(Challenge A) Please reproduce the passage on time in Ireland below, copying everything from "When I visit" down to "would be involved!?!".
(Challenge B) In the passage on time in Ireland below, how was Diane getting to the Friday dinner, and from where?

## begin Document passage

Time passes differently in Ireland. As I grew older and became more conscious of time, I noticed how my family and friends in Ireland had more time in their day. They rarely seemed to be rushing and had time to chat with their neighbor, help a stranger with driving directions, or offer a ride home to their kids’ friends.
They did all of this while having somewhere to be AND they seemed happy to do it! How is this possible? I have an answer, I really do. But first, let me tell you a little story.
When I visit Ireland I often stay with my Aunt Linda and Uncle Martin. And on one particular Friday, we had planned on having dinner at my Aunt Clare’s house. My cousins were coming in from all over: Diane was traveling up on the train from Dublin, Michelle was driving in from Mullingar, Margaret and Daniel were working all day and David was in college locally. It was those five people, plus my Aunt Linda, Uncle Martin, and me heading to my Aunt Clare’s who had a similarly numbered household with comparable schedules. This group doesn’t often ALL get together for dinner so seems like some time management would be involved!?!

## end Document passage
## begin Information provided

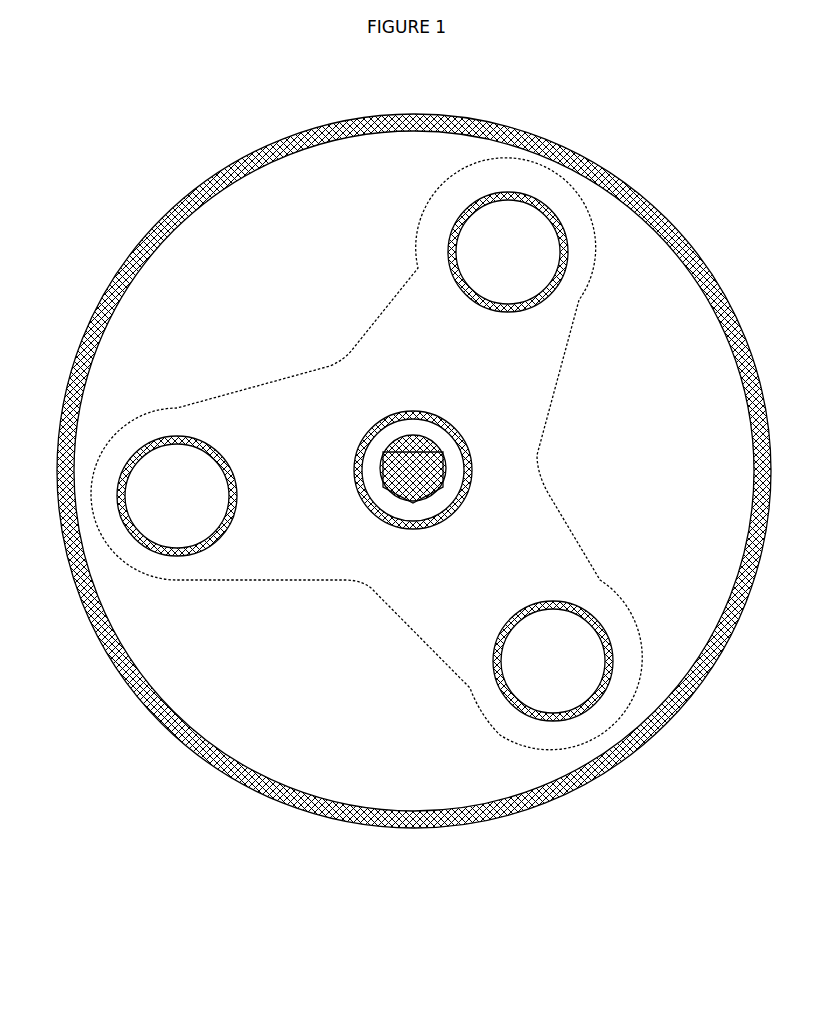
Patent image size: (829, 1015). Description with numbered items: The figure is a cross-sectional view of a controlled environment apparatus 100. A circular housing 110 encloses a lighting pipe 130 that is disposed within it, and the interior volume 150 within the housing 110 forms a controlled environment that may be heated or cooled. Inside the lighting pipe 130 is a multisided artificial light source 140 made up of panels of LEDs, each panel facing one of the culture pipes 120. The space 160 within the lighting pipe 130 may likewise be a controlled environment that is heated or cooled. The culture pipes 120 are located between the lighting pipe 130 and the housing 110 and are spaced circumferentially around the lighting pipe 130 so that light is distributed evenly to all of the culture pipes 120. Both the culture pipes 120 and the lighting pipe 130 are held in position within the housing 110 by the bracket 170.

## end Information provided

(Full output A)
When I visit Ireland I often stay with my Aunt Linda and Uncle Martin. And on one particular Friday, we had planned on having dinner at my Aunt Clare’s house. My cousins were coming in from all over: Diane was traveling up on the train from Dublin, Michelle was driving in from Mullingar, Margaret and Daniel were working all day and David was in college locally. It was those five people, plus my Aunt Linda, Uncle Martin, and me heading to my Aunt Clare’s who had a similarly numbered household with comparable schedules. This group doesn’t often ALL get together for dinner so seems like some time management would be involved!?!

(Full output B) She was traveling up on the train from Dublin.